**Exercise goal**:
Reproduce all lines of the listing below in which the word "September" occurs.

____ The records

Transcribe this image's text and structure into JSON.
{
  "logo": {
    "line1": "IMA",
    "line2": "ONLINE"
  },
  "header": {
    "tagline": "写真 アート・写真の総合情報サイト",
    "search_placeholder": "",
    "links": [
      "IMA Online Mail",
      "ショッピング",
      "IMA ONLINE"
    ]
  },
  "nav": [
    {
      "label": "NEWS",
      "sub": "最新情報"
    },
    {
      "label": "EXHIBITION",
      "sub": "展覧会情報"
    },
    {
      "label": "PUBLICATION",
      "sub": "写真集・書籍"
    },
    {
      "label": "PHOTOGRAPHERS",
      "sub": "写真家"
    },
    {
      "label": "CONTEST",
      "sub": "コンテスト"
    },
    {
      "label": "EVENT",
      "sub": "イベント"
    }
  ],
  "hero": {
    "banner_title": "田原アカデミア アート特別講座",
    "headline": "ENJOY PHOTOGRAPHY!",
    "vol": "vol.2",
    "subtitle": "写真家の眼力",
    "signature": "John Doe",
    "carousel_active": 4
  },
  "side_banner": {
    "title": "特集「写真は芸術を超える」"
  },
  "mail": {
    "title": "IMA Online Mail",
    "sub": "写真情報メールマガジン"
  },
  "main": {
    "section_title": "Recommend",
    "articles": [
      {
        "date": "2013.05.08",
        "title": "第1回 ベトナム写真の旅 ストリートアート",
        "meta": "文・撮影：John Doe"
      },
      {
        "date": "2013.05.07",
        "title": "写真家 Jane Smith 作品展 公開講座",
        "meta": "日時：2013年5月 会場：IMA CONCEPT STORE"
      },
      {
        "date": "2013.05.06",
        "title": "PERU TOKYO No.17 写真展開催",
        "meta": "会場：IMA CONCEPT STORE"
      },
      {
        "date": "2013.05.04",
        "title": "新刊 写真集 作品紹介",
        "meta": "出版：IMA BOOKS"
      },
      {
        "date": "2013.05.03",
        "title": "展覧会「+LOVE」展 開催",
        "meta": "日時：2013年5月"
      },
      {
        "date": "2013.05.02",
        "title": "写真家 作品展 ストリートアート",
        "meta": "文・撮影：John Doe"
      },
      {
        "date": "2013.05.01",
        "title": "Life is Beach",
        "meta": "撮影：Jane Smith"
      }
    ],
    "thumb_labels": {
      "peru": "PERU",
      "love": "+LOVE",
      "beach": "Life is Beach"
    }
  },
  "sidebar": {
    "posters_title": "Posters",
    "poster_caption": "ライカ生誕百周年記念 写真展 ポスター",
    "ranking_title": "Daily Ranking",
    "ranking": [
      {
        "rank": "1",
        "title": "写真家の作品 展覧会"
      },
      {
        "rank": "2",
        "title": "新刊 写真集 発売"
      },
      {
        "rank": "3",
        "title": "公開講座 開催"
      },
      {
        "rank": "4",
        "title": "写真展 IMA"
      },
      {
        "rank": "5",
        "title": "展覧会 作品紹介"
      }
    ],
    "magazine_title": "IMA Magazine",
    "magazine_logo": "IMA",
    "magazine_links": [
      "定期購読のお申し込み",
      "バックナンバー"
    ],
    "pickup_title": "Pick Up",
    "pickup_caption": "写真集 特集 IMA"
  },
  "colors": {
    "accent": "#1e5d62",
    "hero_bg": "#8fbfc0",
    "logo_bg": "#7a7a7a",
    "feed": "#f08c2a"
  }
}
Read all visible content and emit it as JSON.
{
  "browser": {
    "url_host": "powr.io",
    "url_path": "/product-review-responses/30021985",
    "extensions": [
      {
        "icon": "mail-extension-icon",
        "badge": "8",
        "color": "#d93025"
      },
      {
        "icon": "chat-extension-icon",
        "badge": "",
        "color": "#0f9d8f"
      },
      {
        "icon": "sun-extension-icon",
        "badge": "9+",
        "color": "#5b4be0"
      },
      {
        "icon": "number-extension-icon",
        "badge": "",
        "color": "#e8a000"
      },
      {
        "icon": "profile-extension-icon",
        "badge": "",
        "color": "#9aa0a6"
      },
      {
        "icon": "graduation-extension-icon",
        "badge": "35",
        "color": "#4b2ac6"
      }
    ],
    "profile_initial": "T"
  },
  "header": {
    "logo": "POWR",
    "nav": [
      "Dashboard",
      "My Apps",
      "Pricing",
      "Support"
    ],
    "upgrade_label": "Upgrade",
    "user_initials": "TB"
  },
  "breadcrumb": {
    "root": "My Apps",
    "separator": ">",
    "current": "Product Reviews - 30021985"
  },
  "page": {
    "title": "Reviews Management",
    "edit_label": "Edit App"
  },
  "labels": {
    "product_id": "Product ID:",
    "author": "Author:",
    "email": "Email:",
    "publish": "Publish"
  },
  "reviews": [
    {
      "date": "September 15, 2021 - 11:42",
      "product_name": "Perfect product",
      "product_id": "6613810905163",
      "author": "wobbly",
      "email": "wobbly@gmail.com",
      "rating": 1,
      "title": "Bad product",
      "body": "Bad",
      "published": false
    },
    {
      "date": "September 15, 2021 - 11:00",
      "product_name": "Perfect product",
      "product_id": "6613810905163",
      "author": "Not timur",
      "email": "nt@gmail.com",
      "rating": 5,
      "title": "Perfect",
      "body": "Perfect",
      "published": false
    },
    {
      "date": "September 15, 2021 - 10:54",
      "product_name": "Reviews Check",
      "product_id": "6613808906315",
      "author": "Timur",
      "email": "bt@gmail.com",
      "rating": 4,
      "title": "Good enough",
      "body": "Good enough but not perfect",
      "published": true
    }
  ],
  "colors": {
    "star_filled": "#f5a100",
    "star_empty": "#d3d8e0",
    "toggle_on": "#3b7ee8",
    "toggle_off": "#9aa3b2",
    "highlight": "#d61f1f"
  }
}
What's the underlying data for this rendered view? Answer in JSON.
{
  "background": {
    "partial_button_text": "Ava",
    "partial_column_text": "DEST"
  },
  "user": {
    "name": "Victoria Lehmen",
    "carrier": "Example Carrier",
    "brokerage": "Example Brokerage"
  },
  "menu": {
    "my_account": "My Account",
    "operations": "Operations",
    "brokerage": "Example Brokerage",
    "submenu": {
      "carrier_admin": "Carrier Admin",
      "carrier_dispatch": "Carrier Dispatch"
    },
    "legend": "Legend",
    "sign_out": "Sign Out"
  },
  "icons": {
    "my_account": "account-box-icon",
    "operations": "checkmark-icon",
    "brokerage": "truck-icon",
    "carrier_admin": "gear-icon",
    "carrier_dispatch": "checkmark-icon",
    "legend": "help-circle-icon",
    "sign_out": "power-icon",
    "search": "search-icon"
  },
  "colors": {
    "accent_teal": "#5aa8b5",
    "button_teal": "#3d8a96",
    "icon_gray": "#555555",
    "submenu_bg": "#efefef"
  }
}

________

**Answer to the task**:
      "date": "September 15, 2021 - 11:42",
      "date": "September 15, 2021 - 11:00",
      "date": "September 15, 2021 - 10:54",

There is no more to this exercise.